_Instruction_. Copy each line that holds "text".

_Materials provided_.

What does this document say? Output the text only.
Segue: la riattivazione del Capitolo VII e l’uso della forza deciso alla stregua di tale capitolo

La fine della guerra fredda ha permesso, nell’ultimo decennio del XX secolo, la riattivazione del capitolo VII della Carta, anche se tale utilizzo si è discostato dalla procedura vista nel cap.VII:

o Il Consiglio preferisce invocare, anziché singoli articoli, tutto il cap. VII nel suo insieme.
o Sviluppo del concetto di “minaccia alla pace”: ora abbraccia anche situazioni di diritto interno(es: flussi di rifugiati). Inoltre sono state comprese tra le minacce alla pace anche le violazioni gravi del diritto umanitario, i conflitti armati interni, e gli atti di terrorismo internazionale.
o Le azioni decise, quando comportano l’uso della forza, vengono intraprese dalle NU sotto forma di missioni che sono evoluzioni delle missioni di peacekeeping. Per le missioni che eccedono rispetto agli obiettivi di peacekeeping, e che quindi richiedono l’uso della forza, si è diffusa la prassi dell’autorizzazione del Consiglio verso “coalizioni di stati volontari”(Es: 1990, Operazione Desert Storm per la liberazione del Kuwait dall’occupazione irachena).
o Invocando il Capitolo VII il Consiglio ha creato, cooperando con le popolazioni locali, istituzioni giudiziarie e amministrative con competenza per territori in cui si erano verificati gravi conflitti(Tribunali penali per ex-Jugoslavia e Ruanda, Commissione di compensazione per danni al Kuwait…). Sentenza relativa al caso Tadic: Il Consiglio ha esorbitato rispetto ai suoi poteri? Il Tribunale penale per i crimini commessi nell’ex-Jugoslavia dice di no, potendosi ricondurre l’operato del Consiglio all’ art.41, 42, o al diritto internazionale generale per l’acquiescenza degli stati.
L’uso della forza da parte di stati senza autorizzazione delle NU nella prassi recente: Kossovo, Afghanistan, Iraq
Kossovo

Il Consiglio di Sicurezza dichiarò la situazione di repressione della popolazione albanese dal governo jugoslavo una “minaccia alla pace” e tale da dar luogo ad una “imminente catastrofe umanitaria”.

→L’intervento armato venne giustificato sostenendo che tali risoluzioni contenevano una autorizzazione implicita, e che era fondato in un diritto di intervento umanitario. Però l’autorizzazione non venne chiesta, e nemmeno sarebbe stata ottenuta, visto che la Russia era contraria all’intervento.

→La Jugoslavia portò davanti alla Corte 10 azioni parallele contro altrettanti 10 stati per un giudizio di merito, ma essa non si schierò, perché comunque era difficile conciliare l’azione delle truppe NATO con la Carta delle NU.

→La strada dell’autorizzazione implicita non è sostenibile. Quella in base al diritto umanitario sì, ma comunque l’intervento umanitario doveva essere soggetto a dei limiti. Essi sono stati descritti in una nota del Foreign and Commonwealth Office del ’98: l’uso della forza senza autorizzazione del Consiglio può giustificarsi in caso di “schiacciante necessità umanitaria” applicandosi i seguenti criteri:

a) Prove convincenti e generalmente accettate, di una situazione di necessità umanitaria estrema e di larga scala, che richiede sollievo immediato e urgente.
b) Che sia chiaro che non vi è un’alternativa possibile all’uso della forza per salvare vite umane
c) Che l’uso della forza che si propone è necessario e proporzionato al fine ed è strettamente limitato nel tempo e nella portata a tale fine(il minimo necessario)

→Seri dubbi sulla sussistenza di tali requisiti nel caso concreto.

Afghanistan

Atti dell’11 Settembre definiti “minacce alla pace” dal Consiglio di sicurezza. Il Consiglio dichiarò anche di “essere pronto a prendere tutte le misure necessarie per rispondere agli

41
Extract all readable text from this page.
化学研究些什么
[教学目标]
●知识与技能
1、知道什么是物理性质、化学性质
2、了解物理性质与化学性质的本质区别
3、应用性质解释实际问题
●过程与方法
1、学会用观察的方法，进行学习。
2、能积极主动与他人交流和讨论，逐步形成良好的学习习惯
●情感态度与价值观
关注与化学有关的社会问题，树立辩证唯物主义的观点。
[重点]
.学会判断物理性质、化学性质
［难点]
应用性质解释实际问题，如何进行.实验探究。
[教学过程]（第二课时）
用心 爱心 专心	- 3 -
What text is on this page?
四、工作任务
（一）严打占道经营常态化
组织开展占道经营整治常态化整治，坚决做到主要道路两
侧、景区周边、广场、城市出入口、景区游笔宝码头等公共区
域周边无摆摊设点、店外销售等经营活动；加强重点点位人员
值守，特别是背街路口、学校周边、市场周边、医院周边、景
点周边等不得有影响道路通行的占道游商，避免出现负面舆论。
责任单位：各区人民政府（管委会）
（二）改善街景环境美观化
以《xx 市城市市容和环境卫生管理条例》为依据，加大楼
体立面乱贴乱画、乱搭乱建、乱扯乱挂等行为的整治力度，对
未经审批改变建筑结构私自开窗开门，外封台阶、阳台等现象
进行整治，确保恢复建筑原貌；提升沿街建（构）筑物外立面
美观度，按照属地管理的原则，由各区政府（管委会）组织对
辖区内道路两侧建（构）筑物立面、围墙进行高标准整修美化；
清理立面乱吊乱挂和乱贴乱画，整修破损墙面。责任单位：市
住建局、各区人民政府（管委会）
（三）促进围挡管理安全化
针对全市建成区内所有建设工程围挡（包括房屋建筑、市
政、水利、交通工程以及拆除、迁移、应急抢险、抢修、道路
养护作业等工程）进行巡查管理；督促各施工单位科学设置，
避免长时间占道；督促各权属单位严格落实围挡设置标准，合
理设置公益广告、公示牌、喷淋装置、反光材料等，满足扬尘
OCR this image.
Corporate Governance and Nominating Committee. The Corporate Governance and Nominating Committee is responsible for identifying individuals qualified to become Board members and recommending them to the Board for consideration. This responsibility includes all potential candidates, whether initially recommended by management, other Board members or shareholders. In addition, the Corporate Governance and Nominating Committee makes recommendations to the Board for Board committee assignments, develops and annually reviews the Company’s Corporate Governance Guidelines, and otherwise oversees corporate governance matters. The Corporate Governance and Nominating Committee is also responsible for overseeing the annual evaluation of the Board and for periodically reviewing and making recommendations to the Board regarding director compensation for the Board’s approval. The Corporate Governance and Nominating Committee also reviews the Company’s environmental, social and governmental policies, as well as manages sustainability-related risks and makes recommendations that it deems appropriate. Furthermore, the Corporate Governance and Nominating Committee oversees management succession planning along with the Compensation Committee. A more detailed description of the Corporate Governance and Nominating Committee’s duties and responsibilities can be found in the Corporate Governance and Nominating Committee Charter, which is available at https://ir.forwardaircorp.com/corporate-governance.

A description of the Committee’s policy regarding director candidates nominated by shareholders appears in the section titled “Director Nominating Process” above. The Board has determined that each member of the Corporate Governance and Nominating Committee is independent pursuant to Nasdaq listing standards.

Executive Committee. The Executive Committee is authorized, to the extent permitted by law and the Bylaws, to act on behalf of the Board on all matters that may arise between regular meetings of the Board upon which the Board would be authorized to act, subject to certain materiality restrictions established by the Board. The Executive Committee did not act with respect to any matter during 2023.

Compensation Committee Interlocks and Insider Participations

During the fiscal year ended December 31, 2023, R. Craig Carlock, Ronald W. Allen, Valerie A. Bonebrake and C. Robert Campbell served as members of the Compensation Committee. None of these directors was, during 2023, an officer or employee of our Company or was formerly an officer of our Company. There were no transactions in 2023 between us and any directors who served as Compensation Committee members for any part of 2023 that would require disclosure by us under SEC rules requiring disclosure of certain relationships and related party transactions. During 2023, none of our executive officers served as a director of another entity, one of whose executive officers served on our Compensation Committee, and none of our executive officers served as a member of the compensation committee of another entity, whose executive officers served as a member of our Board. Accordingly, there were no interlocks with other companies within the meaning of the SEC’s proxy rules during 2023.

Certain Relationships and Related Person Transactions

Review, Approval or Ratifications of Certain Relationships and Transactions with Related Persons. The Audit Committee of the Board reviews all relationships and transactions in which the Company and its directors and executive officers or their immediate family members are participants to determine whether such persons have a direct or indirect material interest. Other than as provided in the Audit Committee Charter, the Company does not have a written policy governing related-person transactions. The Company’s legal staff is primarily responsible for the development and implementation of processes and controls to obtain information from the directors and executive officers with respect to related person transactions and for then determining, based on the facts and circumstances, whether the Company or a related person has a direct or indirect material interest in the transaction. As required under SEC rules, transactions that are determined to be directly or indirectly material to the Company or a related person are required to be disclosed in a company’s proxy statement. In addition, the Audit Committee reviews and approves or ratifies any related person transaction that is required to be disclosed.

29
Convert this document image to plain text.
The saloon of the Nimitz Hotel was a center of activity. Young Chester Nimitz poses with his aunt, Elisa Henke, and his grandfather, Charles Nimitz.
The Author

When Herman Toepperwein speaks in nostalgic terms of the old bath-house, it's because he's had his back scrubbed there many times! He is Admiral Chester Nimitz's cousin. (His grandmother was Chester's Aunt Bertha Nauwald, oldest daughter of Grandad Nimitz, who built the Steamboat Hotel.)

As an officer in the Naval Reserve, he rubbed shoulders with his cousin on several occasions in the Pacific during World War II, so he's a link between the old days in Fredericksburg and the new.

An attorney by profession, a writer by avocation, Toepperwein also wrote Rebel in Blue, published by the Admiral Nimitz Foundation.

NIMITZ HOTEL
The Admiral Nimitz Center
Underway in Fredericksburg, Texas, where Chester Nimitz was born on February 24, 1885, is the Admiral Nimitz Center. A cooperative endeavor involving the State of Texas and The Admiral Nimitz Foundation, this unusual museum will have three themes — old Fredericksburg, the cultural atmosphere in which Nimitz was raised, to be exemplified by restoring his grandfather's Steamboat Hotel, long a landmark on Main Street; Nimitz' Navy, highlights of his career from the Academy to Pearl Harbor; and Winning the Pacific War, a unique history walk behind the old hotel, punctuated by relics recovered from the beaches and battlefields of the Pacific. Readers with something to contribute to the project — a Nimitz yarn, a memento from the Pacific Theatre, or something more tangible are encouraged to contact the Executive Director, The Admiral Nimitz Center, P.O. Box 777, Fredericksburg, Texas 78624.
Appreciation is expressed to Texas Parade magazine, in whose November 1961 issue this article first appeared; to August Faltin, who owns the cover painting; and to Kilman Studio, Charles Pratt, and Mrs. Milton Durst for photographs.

_Output of the task_.
What does this document say? Output the text only.
Extract all readable text from this page.
What text is on this page?
Convert this document image to plain text.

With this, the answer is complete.